#### [WHAT THE EXERCISE ASKS]
Reproduce every entry in the listing without alteration.

#### [MATERIAL TO PROCESS]
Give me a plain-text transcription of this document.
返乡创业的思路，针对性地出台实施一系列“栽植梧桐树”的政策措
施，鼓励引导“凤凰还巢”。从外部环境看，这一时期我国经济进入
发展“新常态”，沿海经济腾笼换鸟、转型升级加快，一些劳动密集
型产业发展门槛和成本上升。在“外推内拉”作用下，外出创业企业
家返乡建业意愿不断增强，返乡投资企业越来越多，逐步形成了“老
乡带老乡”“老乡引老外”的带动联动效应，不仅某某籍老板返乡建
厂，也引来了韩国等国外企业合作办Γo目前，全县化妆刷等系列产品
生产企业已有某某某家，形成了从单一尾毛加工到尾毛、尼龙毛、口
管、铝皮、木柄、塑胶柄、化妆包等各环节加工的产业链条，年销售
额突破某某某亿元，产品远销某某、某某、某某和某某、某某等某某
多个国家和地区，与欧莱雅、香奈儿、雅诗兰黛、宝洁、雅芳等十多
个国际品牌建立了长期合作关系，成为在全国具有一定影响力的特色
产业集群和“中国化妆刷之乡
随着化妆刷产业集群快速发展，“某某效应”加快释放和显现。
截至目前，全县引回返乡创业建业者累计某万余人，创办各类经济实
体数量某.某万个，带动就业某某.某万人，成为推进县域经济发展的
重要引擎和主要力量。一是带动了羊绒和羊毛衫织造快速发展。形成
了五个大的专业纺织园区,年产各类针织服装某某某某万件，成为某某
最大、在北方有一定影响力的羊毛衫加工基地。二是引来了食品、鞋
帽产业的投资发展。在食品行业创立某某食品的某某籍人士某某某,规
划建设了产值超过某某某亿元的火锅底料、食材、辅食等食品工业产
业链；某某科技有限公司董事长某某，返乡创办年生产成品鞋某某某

#### [TASK ANSWER]
Give me a plain-text transcription of this document.
返乡创业的思路，针对性地出台实施一系列“栽植梧桐树”的政策措
施，鼓励引导“凤凰还巢”。从外部环境看，这一时期我国经济进入
发展“新常态”，沿海经济腾笼换鸟、转型升级加快，一些劳动密集
型产业发展门槛和成本上升。在“外推内拉”作用下，外出创业企业
家返乡建业意愿不断增强，返乡投资企业越来越多，逐步形成了“老
乡带老乡”“老乡引老外”的带动联动效应，不仅某某籍老板返乡建
厂，也引来了韩国等国外企业合作办Γo目前，全县化妆刷等系列产品
生产企业已有某某某家，形成了从单一尾毛加工到尾毛、尼龙毛、口
管、铝皮、木柄、塑胶柄、化妆包等各环节加工的产业链条，年销售
额突破某某某亿元，产品远销某某、某某、某某和某某、某某等某某
多个国家和地区，与欧莱雅、香奈儿、雅诗兰黛、宝洁、雅芳等十多
个国际品牌建立了长期合作关系，成为在全国具有一定影响力的特色
产业集群和“中国化妆刷之乡
随着化妆刷产业集群快速发展，“某某效应”加快释放和显现。
截至目前，全县引回返乡创业建业者累计某万余人，创办各类经济实
体数量某.某万个，带动就业某某.某万人，成为推进县域经济发展的
重要引擎和主要力量。一是带动了羊绒和羊毛衫织造快速发展。形成
了五个大的专业纺织园区,年产各类针织服装某某某某万件，成为某某
最大、在北方有一定影响力的羊毛衫加工基地。二是引来了食品、鞋
帽产业的投资发展。在食品行业创立某某食品的某某籍人士某某某,规
划建设了产值超过某某某亿元的火锅底料、食材、辅食等食品工业产
业链；某某科技有限公司董事长某某，返乡创办年生产成品鞋某某某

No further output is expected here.